-------- Record excerpts --------
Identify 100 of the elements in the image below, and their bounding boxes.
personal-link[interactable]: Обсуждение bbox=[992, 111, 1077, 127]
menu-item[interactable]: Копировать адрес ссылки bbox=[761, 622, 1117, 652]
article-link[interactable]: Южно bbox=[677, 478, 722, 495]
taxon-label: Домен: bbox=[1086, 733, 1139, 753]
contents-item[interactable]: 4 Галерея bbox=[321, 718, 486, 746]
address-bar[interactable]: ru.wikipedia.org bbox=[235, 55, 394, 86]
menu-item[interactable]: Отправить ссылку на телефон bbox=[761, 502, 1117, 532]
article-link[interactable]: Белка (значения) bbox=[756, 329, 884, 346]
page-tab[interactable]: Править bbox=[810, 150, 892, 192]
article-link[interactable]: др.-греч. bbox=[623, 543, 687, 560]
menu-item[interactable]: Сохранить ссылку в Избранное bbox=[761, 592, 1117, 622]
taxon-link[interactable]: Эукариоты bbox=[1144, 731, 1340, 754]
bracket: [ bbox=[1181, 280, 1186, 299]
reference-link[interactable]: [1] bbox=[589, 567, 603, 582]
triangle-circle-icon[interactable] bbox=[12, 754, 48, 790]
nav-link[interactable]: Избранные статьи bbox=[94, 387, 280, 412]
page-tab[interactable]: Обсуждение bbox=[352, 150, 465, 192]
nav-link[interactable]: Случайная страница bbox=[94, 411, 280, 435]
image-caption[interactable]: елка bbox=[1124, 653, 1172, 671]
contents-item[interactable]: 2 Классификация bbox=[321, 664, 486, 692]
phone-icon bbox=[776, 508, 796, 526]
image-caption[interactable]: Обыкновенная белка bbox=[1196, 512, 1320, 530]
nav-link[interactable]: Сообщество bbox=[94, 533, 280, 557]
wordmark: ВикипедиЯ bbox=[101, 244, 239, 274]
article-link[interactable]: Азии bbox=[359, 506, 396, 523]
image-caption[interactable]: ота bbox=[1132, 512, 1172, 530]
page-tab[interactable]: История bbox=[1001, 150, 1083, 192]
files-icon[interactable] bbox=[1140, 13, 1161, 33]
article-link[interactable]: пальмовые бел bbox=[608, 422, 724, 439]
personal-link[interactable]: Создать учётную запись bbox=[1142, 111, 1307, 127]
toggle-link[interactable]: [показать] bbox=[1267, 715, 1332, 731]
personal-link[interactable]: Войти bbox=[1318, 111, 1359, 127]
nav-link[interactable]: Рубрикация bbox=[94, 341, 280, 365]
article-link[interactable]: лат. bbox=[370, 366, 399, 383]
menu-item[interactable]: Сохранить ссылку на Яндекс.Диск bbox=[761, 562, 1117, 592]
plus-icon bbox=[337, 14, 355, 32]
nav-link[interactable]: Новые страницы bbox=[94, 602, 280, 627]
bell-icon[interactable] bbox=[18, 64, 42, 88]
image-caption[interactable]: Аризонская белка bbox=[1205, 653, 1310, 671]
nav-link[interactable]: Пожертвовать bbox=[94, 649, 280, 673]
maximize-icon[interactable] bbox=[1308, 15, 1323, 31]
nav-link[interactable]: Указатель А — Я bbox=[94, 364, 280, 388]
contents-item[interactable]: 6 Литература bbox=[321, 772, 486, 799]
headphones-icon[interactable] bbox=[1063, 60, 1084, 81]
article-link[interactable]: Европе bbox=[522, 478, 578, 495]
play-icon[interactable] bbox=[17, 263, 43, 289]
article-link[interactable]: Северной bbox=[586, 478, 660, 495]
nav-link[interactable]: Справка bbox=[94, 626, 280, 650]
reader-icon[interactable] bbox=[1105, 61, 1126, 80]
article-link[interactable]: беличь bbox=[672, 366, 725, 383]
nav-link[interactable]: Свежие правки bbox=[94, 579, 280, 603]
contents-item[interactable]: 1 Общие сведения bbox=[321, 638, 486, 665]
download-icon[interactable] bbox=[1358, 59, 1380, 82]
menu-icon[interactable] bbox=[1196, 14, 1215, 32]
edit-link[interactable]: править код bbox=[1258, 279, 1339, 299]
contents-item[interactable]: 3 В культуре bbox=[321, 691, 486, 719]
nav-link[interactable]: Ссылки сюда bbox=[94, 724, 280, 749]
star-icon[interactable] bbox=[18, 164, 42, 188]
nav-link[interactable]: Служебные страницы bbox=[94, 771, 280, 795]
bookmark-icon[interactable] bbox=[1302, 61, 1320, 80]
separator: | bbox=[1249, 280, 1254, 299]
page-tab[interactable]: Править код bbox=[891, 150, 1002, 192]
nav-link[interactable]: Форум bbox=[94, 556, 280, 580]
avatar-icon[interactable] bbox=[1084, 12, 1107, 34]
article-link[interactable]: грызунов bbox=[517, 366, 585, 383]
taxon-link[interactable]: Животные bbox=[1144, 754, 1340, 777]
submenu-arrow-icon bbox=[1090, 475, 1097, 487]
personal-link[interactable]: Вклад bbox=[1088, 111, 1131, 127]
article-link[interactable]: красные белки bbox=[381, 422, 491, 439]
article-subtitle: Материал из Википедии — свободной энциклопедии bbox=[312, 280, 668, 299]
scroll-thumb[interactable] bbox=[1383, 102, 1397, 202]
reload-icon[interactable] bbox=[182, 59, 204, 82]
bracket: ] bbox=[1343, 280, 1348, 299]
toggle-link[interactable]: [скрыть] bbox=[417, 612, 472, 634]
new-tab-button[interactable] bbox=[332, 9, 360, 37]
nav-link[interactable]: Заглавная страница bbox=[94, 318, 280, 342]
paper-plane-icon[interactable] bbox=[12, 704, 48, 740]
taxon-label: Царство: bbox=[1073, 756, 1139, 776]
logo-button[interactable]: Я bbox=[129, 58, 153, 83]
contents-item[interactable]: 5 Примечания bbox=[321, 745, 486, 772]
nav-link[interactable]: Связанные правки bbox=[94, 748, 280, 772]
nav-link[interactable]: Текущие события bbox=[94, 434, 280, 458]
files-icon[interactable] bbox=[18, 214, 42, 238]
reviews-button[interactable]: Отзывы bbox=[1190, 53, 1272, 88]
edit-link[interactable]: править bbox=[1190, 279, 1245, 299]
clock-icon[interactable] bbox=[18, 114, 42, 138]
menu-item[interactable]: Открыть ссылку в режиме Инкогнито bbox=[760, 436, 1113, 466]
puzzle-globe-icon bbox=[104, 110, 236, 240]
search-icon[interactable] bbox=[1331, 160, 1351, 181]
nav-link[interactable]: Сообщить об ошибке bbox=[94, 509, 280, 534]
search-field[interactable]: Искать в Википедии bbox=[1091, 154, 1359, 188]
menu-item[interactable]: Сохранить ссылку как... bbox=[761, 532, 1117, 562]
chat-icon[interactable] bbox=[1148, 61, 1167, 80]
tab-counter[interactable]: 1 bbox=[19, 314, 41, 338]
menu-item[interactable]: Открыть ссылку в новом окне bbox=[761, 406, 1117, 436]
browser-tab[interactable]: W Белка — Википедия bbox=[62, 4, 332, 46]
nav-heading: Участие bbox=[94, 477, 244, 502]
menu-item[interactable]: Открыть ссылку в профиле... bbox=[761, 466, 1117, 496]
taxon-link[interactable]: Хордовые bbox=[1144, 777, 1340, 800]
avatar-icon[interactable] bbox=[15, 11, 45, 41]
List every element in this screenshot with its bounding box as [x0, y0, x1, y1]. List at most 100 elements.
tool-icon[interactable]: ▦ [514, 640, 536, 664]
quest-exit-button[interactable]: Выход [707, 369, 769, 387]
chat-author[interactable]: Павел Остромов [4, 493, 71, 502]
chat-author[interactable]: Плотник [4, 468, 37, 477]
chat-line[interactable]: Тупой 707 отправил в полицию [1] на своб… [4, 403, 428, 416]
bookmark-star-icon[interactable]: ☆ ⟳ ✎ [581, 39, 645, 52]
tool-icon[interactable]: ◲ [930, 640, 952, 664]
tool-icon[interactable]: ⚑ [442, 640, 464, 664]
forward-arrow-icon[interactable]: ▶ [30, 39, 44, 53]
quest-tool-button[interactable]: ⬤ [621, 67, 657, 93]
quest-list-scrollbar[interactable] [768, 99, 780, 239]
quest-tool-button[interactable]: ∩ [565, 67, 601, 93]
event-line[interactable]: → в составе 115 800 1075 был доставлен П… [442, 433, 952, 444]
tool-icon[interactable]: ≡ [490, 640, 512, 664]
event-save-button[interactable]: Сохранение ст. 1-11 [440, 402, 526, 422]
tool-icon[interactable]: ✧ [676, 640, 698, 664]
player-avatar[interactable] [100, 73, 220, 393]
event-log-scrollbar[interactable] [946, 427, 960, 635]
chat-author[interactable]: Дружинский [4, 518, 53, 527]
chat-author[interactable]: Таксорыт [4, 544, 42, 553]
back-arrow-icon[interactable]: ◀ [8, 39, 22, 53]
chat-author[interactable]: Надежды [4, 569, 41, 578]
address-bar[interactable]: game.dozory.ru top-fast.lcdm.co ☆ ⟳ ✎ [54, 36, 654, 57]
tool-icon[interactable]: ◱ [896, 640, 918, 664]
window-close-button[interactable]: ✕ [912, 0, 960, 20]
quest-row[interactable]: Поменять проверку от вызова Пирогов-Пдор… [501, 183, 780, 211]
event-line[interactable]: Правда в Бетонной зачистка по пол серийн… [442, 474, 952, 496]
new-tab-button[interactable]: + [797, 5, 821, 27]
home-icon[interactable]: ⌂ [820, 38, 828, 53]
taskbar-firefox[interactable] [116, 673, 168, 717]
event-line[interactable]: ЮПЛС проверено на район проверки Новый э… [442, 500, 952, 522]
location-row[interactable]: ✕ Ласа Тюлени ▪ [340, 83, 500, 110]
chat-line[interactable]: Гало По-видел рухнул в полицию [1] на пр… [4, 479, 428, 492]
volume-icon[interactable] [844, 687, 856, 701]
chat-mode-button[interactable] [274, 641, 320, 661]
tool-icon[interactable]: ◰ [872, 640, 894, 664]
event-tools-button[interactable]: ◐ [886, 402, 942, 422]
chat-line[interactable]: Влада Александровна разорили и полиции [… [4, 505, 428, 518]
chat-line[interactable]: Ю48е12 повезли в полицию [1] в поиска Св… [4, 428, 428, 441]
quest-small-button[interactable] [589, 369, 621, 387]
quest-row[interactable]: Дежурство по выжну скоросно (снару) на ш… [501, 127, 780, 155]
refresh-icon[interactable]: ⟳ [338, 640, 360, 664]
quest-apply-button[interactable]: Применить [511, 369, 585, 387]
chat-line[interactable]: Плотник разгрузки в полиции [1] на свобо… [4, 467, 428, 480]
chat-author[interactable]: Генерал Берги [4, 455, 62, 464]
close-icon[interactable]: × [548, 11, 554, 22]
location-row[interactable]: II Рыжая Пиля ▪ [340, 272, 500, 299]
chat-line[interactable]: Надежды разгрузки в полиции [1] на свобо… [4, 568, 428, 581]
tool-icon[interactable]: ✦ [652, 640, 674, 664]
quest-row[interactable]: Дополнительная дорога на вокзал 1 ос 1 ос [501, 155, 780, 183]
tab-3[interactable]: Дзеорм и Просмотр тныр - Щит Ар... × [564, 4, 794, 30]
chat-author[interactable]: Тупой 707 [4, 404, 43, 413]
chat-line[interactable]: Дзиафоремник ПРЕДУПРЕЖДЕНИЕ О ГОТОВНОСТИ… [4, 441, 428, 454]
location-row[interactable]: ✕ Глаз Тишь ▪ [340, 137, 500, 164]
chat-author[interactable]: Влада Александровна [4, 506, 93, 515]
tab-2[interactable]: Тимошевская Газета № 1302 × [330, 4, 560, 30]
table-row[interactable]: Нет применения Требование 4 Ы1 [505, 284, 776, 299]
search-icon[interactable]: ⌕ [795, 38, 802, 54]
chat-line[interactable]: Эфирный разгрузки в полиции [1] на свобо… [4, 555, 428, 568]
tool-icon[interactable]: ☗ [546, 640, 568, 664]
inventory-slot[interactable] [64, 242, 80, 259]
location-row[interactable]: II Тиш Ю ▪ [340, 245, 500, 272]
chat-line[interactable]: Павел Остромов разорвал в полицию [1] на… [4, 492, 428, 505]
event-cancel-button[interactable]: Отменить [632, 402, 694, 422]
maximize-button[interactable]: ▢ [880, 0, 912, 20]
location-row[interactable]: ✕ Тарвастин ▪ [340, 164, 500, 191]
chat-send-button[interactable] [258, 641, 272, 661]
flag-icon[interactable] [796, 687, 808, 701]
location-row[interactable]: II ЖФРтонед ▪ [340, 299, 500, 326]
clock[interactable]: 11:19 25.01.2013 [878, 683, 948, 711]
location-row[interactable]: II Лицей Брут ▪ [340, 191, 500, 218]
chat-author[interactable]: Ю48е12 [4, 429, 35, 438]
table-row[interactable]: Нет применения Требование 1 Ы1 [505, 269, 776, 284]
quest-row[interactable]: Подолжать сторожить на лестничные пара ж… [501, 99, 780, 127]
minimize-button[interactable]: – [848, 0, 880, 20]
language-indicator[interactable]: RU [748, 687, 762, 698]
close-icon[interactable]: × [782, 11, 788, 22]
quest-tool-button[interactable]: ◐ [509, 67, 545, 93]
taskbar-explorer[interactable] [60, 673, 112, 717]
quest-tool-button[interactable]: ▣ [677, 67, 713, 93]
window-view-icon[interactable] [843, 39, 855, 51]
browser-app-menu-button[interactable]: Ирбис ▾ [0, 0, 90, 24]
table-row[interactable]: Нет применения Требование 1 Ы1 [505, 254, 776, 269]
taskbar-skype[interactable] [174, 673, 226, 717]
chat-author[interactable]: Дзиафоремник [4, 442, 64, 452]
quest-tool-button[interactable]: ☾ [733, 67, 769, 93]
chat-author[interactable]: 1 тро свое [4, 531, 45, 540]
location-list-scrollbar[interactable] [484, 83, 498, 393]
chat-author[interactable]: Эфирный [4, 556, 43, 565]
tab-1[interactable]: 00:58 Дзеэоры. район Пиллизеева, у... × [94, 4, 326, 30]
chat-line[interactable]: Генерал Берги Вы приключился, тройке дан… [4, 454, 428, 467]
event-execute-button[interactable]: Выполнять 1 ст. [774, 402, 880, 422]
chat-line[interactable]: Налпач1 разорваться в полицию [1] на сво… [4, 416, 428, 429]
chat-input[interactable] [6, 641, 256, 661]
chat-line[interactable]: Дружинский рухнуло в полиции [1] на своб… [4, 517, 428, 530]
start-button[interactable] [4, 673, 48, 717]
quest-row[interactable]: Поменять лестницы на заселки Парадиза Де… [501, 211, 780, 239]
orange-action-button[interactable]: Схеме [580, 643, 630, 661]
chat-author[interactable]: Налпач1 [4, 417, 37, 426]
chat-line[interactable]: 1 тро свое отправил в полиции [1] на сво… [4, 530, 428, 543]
--------
Reproduce the stretch of data from its first line through the line containing "55, 394, 86]", with both of those lines included.

Identify 100 of the elements in the image below, and their bounding boxes.
personal-link[interactable]: Обсуждение bbox=[992, 111, 1077, 127]
menu-item[interactable]: Копировать адрес ссылки bbox=[761, 622, 1117, 652]
article-link[interactable]: Южно bbox=[677, 478, 722, 495]
taxon-label: Домен: bbox=[1086, 733, 1139, 753]
contents-item[interactable]: 4 Галерея bbox=[321, 718, 486, 746]
address-bar[interactable]: ru.wikipedia.org bbox=[235, 55, 394, 86]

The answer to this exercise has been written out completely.